---------- Records supplied
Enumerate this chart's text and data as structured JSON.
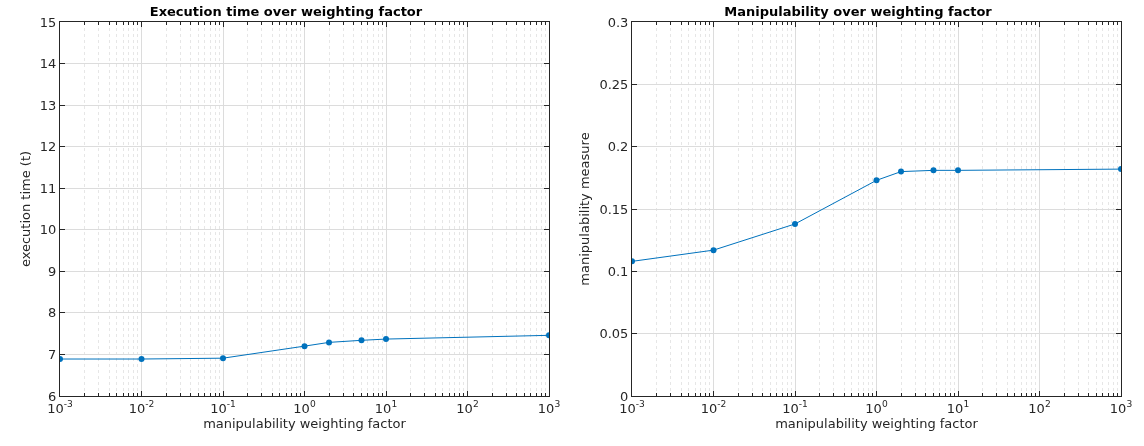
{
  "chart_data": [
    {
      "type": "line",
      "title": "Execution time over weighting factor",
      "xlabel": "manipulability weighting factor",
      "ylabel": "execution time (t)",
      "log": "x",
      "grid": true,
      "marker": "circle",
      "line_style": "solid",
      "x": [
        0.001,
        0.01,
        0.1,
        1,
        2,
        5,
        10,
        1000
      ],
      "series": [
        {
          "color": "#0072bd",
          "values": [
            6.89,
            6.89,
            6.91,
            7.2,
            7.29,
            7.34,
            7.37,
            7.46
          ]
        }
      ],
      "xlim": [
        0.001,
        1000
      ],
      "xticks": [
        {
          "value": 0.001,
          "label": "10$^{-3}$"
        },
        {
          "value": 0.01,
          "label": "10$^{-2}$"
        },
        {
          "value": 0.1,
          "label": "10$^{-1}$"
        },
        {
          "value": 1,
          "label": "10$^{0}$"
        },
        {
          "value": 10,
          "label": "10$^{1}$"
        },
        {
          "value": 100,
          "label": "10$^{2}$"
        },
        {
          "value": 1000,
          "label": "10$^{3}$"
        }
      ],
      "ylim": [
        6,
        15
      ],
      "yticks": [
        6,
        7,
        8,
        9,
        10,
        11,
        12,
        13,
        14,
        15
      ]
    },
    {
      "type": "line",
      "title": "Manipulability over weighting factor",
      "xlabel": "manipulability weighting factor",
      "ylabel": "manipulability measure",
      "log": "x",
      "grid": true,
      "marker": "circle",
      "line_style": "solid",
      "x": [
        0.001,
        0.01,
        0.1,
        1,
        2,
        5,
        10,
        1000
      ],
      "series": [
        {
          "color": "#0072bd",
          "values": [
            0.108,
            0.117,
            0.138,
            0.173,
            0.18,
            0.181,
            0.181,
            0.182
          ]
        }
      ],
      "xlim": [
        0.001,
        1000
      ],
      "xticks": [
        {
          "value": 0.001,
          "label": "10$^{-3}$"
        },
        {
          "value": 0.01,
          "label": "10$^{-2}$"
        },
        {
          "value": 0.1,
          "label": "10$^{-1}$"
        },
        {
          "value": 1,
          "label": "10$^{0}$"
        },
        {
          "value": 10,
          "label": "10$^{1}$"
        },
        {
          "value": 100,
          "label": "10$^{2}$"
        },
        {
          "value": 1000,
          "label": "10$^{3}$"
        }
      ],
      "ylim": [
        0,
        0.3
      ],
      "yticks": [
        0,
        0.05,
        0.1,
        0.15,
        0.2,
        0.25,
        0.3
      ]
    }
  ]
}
--------------------
---------- Records supplied
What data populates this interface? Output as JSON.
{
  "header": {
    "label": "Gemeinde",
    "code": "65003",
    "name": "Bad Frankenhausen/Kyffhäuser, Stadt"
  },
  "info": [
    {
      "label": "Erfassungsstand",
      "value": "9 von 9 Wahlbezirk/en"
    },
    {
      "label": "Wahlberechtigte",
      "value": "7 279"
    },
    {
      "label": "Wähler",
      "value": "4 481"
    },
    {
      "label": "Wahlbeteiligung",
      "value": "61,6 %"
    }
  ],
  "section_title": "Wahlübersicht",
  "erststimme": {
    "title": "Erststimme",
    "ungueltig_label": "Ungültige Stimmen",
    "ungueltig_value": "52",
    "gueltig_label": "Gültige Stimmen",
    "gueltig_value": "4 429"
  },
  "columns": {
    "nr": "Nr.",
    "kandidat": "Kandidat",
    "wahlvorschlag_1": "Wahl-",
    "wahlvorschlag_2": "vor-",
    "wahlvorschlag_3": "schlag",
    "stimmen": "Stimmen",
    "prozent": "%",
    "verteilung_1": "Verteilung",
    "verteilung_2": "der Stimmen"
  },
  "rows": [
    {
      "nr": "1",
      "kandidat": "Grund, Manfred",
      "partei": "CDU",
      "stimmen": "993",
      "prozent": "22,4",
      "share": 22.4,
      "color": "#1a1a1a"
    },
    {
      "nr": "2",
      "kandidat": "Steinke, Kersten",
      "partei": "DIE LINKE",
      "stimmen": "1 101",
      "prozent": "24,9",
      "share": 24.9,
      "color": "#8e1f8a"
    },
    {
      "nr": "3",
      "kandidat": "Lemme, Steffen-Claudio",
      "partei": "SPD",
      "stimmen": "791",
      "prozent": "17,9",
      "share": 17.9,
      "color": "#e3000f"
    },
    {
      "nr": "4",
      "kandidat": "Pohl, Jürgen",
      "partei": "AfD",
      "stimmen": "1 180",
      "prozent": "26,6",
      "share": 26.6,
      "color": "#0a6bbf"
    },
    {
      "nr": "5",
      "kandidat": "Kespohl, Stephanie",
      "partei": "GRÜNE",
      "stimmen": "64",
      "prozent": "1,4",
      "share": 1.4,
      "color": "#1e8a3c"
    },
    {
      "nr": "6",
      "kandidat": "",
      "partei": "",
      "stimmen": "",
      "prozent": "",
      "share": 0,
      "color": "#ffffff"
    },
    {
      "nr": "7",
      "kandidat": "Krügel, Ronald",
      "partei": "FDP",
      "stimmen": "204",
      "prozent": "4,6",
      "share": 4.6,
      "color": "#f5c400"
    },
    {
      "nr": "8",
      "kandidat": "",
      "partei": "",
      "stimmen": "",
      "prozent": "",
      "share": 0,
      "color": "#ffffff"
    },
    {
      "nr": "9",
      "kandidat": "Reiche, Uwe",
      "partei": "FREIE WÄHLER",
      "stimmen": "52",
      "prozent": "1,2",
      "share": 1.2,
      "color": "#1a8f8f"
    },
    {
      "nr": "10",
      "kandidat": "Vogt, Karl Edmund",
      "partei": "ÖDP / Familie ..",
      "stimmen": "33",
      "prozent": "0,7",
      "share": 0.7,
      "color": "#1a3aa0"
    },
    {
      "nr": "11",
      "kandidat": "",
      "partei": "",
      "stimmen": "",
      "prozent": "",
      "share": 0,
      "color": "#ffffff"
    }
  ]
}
--------------------
Count the lines above in which the word "share" appears, then state only that count.

## The answer:
11